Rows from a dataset

______________________________

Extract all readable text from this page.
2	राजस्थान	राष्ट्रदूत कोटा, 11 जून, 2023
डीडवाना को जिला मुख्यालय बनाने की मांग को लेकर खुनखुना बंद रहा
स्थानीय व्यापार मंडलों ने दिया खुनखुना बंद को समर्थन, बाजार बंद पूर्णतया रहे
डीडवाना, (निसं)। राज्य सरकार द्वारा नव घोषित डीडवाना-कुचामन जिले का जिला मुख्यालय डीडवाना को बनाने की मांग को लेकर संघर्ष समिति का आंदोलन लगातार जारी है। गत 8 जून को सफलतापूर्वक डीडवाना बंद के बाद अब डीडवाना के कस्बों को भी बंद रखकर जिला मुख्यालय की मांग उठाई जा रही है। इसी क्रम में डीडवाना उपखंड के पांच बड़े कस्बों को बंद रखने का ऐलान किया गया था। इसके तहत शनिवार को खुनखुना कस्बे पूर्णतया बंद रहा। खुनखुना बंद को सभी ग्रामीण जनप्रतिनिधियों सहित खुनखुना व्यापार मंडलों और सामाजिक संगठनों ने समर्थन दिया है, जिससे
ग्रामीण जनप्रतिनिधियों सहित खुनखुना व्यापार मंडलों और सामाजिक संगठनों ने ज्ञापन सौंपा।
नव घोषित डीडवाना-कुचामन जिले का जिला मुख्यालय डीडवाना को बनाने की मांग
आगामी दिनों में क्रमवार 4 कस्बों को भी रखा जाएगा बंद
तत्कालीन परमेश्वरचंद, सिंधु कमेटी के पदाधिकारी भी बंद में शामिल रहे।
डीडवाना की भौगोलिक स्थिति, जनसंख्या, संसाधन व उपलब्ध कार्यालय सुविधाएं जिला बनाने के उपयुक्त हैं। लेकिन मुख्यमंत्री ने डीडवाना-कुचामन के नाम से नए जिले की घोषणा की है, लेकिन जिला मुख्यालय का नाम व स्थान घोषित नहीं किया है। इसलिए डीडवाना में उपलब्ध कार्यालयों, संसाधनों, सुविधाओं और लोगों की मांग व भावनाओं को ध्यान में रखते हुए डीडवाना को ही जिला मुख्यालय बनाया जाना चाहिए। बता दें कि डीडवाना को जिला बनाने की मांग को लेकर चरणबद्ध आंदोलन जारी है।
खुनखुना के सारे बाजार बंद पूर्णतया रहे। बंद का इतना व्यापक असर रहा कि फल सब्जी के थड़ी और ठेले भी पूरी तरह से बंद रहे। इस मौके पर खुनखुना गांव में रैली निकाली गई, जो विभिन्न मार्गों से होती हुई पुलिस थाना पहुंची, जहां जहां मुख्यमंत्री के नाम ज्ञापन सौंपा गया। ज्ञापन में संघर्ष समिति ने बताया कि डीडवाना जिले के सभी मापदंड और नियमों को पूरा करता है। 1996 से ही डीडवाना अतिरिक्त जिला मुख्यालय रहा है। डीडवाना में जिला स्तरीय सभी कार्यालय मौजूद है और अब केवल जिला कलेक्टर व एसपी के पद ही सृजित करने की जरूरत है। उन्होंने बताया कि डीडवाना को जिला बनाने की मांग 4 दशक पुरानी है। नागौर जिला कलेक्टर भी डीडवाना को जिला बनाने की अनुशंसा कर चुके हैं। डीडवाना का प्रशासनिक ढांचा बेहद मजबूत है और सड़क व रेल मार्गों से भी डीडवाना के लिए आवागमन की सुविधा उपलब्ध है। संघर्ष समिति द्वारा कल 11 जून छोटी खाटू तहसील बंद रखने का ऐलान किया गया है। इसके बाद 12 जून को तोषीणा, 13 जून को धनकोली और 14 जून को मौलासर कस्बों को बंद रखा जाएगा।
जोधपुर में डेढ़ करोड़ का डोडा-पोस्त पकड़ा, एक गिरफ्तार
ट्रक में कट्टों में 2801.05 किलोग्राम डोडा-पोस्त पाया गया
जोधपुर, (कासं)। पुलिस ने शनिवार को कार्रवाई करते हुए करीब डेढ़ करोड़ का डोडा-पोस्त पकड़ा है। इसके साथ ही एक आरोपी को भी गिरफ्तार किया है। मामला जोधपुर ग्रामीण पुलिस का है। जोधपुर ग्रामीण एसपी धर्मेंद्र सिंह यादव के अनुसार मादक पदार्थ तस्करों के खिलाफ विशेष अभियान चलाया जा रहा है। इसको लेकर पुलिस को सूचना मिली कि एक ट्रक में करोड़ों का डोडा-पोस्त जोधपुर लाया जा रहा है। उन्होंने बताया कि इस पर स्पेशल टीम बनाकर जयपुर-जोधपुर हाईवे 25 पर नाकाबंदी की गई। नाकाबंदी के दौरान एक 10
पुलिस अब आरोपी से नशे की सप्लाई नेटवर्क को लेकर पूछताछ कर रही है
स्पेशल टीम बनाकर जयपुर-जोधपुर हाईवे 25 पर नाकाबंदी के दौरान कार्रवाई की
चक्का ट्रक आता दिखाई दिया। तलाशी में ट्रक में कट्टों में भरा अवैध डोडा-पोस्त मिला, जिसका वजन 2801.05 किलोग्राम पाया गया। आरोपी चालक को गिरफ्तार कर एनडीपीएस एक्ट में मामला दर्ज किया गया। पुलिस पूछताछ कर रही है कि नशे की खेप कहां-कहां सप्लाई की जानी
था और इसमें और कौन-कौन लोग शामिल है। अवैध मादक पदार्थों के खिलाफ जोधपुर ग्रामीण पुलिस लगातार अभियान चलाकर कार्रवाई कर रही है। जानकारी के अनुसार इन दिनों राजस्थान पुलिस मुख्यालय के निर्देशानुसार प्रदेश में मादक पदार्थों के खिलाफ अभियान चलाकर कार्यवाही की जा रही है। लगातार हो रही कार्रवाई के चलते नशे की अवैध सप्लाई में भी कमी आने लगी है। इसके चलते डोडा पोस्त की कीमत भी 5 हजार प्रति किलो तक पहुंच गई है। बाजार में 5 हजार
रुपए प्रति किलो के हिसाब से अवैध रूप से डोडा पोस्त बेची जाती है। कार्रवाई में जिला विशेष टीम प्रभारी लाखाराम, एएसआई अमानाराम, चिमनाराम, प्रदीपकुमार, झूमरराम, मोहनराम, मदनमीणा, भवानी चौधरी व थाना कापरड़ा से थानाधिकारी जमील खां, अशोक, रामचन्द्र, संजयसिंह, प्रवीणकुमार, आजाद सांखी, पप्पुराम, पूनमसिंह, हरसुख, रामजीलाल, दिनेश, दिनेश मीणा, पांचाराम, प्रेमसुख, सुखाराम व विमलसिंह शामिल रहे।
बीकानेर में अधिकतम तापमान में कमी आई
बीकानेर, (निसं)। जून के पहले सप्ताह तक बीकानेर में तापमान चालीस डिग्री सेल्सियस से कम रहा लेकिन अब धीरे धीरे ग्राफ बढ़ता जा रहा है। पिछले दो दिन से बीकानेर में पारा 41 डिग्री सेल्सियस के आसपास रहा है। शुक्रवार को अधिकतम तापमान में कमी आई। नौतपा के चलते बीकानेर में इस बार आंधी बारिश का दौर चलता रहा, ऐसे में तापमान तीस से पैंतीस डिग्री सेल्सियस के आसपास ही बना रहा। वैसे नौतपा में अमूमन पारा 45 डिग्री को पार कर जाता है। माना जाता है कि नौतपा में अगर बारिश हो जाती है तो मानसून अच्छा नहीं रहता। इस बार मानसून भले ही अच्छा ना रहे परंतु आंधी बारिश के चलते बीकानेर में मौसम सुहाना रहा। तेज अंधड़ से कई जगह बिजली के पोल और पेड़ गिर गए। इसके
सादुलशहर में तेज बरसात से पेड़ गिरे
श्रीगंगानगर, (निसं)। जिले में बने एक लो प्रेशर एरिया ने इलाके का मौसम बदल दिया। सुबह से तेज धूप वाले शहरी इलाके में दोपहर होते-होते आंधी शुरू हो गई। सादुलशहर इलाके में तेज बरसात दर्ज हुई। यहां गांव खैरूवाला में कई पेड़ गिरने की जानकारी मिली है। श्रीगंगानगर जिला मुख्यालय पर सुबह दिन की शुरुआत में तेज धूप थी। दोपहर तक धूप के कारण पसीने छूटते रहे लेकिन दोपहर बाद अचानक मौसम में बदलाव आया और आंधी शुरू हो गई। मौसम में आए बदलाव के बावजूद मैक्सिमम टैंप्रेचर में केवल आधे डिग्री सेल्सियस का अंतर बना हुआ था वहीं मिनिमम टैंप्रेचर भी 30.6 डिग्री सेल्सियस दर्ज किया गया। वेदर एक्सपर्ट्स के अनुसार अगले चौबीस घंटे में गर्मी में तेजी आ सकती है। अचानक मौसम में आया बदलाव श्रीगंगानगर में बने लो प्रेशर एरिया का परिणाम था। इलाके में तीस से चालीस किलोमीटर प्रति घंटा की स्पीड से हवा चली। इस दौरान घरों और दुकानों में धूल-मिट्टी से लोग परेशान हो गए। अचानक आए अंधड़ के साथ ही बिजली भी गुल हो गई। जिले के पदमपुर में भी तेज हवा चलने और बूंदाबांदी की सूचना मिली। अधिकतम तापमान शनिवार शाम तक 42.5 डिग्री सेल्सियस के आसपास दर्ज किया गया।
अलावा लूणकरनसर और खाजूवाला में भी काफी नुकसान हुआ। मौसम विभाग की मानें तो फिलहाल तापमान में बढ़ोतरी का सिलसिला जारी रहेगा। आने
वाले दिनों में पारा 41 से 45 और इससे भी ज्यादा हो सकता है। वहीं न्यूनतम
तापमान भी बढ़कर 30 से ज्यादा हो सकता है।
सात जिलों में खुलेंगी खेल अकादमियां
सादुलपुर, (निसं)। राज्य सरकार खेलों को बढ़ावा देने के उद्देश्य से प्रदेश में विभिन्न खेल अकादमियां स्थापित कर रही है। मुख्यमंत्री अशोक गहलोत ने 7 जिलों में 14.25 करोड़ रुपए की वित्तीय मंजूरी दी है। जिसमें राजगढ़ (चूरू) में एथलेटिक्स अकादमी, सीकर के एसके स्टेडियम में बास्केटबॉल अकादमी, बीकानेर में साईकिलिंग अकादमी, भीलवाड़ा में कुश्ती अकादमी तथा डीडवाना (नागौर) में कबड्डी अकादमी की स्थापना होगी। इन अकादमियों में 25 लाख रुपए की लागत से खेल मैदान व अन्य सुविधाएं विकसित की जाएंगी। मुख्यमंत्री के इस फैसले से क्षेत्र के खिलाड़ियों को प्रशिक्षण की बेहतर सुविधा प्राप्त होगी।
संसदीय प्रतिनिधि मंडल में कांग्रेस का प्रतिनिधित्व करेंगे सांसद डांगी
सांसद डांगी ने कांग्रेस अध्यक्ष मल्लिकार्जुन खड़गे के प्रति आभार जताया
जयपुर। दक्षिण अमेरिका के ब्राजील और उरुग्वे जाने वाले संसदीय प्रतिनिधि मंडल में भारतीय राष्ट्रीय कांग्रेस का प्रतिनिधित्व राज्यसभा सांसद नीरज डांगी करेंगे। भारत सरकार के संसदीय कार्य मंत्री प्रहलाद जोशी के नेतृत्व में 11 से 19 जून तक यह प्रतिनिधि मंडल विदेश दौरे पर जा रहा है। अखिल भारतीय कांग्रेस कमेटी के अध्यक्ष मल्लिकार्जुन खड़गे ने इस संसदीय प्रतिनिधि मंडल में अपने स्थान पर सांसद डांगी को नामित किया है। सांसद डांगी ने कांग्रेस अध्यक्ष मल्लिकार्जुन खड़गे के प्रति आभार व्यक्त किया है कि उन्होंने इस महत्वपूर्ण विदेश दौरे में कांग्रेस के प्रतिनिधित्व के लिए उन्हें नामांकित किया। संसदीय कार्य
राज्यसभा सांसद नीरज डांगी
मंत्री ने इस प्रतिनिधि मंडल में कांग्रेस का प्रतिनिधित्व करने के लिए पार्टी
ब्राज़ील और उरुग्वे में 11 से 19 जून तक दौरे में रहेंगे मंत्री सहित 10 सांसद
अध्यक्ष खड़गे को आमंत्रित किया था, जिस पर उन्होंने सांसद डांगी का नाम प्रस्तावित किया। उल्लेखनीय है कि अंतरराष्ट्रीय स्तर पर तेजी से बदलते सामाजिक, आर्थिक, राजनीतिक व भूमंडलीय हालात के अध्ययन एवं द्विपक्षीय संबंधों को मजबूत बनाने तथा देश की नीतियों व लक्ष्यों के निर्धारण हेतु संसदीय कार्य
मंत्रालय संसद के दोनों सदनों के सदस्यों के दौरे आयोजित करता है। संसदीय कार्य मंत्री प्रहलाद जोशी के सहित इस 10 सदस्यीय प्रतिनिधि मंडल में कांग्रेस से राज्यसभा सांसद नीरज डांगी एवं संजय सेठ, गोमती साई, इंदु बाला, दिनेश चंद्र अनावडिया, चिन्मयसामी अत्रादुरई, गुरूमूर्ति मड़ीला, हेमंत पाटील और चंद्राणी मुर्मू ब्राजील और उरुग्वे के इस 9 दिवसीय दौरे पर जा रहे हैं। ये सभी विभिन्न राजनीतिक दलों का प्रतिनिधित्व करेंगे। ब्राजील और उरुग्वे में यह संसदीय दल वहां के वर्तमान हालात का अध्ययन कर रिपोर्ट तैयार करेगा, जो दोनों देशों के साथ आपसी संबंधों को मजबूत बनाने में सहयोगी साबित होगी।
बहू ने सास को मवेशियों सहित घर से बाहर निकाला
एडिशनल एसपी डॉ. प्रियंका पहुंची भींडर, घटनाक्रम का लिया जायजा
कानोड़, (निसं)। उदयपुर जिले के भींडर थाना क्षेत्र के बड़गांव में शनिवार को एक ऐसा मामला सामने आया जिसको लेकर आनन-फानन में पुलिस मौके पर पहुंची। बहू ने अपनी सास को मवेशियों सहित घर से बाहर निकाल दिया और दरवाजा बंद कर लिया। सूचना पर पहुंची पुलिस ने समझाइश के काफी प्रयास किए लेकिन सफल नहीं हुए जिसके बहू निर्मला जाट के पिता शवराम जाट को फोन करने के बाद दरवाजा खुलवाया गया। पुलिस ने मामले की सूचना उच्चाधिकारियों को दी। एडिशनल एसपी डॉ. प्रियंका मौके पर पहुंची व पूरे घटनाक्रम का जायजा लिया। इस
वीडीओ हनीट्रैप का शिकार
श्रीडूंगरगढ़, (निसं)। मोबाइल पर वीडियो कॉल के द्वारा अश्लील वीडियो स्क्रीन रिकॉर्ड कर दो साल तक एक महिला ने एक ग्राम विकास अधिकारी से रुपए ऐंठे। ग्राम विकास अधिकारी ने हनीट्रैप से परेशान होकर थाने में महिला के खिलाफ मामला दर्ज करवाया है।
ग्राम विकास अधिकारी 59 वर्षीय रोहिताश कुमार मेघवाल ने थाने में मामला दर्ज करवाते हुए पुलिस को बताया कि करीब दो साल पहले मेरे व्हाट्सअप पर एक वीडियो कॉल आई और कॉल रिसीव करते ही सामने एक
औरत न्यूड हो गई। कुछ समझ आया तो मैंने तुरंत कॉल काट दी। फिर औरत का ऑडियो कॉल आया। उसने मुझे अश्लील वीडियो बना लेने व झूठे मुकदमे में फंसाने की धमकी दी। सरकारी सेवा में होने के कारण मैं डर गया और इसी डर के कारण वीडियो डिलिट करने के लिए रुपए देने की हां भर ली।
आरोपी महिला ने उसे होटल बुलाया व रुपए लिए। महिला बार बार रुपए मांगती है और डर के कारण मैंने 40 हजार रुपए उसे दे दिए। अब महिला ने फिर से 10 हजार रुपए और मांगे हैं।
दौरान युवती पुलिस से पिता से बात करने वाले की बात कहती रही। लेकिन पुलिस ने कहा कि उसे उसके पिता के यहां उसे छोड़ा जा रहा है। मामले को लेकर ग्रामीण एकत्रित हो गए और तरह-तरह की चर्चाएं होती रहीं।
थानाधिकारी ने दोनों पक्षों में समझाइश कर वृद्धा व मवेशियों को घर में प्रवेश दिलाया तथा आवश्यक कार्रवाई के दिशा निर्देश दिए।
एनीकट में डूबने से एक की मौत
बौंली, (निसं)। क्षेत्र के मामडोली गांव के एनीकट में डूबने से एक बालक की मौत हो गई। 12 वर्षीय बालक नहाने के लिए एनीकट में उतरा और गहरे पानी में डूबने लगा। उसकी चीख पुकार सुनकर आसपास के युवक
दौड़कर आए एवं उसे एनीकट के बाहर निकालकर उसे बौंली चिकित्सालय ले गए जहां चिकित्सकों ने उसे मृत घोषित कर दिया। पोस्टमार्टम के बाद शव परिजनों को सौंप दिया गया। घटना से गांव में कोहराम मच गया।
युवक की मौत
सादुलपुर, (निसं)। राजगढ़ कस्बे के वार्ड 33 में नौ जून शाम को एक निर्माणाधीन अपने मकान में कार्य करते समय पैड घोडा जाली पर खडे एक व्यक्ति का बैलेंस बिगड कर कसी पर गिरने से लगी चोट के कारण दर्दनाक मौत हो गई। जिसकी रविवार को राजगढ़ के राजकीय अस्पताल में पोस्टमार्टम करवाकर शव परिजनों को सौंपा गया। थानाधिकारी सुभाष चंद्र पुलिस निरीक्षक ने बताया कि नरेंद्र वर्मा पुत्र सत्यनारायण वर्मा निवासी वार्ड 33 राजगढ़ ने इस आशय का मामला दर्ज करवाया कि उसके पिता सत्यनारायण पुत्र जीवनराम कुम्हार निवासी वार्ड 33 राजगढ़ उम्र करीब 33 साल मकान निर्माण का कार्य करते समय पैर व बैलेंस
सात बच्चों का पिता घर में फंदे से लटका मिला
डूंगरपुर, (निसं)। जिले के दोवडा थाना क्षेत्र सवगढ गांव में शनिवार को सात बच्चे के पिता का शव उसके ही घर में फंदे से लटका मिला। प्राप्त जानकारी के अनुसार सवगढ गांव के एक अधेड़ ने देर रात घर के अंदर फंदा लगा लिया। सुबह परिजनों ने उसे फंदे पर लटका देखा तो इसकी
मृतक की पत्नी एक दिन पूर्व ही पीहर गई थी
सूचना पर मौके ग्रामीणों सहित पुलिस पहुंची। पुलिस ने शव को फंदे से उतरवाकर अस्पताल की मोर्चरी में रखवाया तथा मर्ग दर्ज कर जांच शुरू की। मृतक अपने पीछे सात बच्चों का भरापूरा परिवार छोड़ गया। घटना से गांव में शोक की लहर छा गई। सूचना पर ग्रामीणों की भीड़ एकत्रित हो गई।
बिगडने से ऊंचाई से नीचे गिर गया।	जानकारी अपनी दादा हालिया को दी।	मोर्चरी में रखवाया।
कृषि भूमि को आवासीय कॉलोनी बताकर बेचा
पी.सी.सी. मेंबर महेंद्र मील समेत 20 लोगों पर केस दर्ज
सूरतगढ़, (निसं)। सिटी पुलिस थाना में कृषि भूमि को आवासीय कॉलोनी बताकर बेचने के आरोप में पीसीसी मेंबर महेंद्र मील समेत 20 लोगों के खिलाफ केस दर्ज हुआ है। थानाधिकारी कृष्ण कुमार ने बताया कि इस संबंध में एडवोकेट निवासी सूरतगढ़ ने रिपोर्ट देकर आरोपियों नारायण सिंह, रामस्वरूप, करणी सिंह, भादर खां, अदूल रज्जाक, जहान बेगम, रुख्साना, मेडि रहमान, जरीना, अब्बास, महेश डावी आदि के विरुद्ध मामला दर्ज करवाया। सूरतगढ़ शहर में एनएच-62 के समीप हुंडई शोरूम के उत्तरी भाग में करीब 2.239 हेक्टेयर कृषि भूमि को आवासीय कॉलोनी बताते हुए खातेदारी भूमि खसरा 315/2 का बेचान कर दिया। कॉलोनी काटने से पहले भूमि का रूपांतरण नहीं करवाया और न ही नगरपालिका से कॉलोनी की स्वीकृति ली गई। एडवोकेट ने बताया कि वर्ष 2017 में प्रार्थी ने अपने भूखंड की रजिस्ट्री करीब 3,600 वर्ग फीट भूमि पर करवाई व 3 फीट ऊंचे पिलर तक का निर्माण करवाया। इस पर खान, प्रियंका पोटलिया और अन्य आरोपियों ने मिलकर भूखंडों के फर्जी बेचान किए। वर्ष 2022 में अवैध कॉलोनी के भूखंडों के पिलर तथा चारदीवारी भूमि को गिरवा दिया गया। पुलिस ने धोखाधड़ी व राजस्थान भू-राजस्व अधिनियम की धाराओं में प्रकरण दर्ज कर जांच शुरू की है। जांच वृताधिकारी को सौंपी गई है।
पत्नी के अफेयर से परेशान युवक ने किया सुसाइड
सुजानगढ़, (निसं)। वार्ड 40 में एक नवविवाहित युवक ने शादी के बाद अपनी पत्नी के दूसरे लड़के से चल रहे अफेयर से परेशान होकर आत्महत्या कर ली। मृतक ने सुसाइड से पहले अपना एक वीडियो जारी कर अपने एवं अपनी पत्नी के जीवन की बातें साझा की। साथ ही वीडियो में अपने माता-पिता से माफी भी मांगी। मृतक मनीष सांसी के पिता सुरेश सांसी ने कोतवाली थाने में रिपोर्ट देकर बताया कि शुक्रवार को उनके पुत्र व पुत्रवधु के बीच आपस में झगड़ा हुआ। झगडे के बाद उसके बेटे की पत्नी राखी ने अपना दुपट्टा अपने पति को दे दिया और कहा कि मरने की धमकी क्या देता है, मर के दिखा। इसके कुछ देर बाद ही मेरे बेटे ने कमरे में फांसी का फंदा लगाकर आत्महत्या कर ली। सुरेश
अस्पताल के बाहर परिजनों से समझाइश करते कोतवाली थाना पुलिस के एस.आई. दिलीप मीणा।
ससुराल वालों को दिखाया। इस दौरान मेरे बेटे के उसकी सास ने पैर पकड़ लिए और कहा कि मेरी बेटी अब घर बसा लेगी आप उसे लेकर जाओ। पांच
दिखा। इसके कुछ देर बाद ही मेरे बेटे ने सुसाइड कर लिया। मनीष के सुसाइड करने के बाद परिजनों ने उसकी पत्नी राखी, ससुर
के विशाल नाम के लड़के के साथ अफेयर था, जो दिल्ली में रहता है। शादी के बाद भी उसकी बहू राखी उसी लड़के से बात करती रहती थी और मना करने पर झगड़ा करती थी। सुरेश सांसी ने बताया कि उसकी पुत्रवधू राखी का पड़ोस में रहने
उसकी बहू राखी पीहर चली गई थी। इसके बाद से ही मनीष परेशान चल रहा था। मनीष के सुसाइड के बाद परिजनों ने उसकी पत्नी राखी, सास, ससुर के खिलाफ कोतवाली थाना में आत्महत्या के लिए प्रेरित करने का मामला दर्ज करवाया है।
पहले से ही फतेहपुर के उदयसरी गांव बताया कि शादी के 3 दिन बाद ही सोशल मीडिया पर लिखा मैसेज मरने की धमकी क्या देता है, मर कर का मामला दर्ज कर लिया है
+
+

______________________________

Gather each line of the listing containing the word "लशहर" and show it.

सादुलशहर में तेज बरसात से पेड़ गिरे
श्रीगंगानगर, (निसं)। जिले में बने एक लो प्रेशर एरिया ने इलाके का मौसम बदल दिया। सुबह से तेज धूप वाले शहरी इलाके में दोपहर होते-होते आंधी शुरू हो गई। सादुलशहर इलाके में तेज बरसात दर्ज हुई। यहां गांव खैरूवाला में कई पेड़ गिरने की जानकारी मिली है। श्रीगंगानगर जिला मुख्यालय पर सुबह दिन की शुरुआत में तेज धूप थी। दोपहर तक धूप के कारण पसीने छूटते रहे लेकिन दोपहर बाद अचानक मौसम में बदलाव आया और आंधी शुरू हो गई। मौसम में आए बदलाव के बावजूद मैक्सिमम टैंप्रेचर में केवल आधे डिग्री सेल्सियस का अंतर बना हुआ था वहीं मिनिमम टैंप्रेचर भी 30.6 डिग्री सेल्सियस दर्ज किया गया। वेदर एक्सपर्ट्स के अनुसार अगले चौबीस घंटे में गर्मी में तेजी आ सकती है। अचानक मौसम में आया बदलाव श्रीगंगानगर में बने लो प्रेशर एरिया का परिणाम था। इलाके में तीस से चालीस किलोमीटर प्रति घंटा की स्पीड से हवा चली। इस दौरान घरों और दुकानों में धूल-मिट्टी से लोग परेशान हो गए। अचानक आए अंधड़ के साथ ही बिजली भी गुल हो गई। जिले के पदमपुर में भी तेज हवा चलने और बूंदाबांदी की सूचना मिली। अधिकतम तापमान शनिवार शाम तक 42.5 डिग्री सेल्सियस के आसपास दर्ज किया गया।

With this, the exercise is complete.